TO BE DONE -
Output the full listing word for word.

Stored data entries
= = =
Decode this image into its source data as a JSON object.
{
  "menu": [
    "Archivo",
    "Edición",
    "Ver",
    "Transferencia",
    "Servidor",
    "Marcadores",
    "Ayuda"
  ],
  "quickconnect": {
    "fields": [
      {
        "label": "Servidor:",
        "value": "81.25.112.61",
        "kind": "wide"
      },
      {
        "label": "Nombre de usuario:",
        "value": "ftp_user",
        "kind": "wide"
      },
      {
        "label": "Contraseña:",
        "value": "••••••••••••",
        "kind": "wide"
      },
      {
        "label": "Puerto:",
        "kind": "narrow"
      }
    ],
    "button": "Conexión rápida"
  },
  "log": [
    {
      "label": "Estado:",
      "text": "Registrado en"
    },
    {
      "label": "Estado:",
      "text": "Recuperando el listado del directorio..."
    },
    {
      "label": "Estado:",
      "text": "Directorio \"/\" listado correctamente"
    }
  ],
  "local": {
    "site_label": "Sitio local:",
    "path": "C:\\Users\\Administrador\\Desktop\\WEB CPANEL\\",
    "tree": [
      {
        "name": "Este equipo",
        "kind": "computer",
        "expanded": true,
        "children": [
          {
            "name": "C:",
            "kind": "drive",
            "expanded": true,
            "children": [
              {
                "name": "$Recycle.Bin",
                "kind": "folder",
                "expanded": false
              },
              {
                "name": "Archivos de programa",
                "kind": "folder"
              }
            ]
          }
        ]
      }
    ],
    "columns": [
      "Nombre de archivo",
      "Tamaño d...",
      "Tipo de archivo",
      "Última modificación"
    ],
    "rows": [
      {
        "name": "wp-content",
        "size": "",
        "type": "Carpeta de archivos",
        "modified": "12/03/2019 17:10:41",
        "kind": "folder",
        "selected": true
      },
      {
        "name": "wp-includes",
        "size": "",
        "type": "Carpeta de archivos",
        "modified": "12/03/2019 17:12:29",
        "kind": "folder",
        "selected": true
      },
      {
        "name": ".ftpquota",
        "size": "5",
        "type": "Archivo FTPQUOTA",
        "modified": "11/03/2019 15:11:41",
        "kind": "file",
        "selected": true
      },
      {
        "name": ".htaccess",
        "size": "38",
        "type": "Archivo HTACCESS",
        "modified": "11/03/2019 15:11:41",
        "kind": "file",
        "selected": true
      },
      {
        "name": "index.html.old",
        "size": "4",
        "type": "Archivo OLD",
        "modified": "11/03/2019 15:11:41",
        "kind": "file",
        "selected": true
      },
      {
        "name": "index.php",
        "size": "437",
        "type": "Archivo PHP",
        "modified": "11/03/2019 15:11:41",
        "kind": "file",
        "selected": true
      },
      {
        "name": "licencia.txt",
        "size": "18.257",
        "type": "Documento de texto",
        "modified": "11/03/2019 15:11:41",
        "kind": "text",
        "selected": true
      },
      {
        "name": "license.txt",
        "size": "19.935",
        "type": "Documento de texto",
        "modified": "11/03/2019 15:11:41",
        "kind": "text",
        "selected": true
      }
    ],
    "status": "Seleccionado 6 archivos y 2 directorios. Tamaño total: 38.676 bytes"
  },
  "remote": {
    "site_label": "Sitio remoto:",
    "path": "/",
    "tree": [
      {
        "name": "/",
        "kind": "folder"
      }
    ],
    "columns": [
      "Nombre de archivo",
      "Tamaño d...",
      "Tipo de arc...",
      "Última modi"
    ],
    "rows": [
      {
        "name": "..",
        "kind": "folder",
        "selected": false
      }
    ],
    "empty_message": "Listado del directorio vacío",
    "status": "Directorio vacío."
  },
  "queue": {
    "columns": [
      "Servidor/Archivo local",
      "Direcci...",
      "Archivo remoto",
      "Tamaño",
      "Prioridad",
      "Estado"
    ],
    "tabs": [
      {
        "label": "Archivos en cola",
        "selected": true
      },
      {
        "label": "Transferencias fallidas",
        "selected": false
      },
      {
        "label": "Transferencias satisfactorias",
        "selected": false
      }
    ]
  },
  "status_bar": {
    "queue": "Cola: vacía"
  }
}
= = =
FINISHED EXERCISE -
Decode this image into its source data as a JSON object.
{
  "menu": [
    "Archivo",
    "Edición",
    "Ver",
    "Transferencia",
    "Servidor",
    "Marcadores",
    "Ayuda"
  ],
  "quickconnect": {
    "fields": [
      {
        "label": "Servidor:",
        "value": "81.25.112.61",
        "kind": "wide"
      },
      {
        "label": "Nombre de usuario:",
        "value": "ftp_user",
        "kind": "wide"
      },
      {
        "label": "Contraseña:",
        "value": "••••••••••••",
        "kind": "wide"
      },
      {
        "label": "Puerto:",
        "kind": "narrow"
      }
    ],
    "button": "Conexión rápida"
  },
  "log": [
    {
      "label": "Estado:",
      "text": "Registrado en"
    },
    {
      "label": "Estado:",
      "text": "Recuperando el listado del directorio..."
    },
    {
      "label": "Estado:",
      "text": "Directorio \"/\" listado correctamente"
    }
  ],
  "local": {
    "site_label": "Sitio local:",
    "path": "C:\\Users\\Administrador\\Desktop\\WEB CPANEL\\",
    "tree": [
      {
        "name": "Este equipo",
        "kind": "computer",
        "expanded": true,
        "children": [
          {
            "name": "C:",
            "kind": "drive",
            "expanded": true,
            "children": [
              {
                "name": "$Recycle.Bin",
                "kind": "folder",
                "expanded": false
              },
              {
                "name": "Archivos de programa",
                "kind": "folder"
              }
            ]
          }
        ]
      }
    ],
    "columns": [
      "Nombre de archivo",
      "Tamaño d...",
      "Tipo de archivo",
      "Última modificación"
    ],
    "rows": [
      {
        "name": "wp-content",
        "size": "",
        "type": "Carpeta de archivos",
        "modified": "12/03/2019 17:10:41",
        "kind": "folder",
        "selected": true
      },
      {
        "name": "wp-includes",
        "size": "",
        "type": "Carpeta de archivos",
        "modified": "12/03/2019 17:12:29",
        "kind": "folder",
        "selected": true
      },
      {
        "name": ".ftpquota",
        "size": "5",
        "type": "Archivo FTPQUOTA",
        "modified": "11/03/2019 15:11:41",
        "kind": "file",
        "selected": true
      },
      {
        "name": ".htaccess",
        "size": "38",
        "type": "Archivo HTACCESS",
        "modified": "11/03/2019 15:11:41",
        "kind": "file",
        "selected": true
      },
      {
        "name": "index.html.old",
        "size": "4",
        "type": "Archivo OLD",
        "modified": "11/03/2019 15:11:41",
        "kind": "file",
        "selected": true
      },
      {
        "name": "index.php",
        "size": "437",
        "type": "Archivo PHP",
        "modified": "11/03/2019 15:11:41",
        "kind": "file",
        "selected": true
      },
      {
        "name": "licencia.txt",
        "size": "18.257",
        "type": "Documento de texto",
        "modified": "11/03/2019 15:11:41",
        "kind": "text",
        "selected": true
      },
      {
        "name": "license.txt",
        "size": "19.935",
        "type": "Documento de texto",
        "modified": "11/03/2019 15:11:41",
        "kind": "text",
        "selected": true
      }
    ],
    "status": "Seleccionado 6 archivos y 2 directorios. Tamaño total: 38.676 bytes"
  },
  "remote": {
    "site_label": "Sitio remoto:",
    "path": "/",
    "tree": [
      {
        "name": "/",
        "kind": "folder"
      }
    ],
    "columns": [
      "Nombre de archivo",
      "Tamaño d...",
      "Tipo de arc...",
      "Última modi"
    ],
    "rows": [
      {
        "name": "..",
        "kind": "folder",
        "selected": false
      }
    ],
    "empty_message": "Listado del directorio vacío",
    "status": "Directorio vacío."
  },
  "queue": {
    "columns": [
      "Servidor/Archivo local",
      "Direcci...",
      "Archivo remoto",
      "Tamaño",
      "Prioridad",
      "Estado"
    ],
    "tabs": [
      {
        "label": "Archivos en cola",
        "selected": true
      },
      {
        "label": "Transferencias fallidas",
        "selected": false
      },
      {
        "label": "Transferencias satisfactorias",
        "selected": false
      }
    ]
  },
  "status_bar": {
    "queue": "Cola: vacía"
  }
}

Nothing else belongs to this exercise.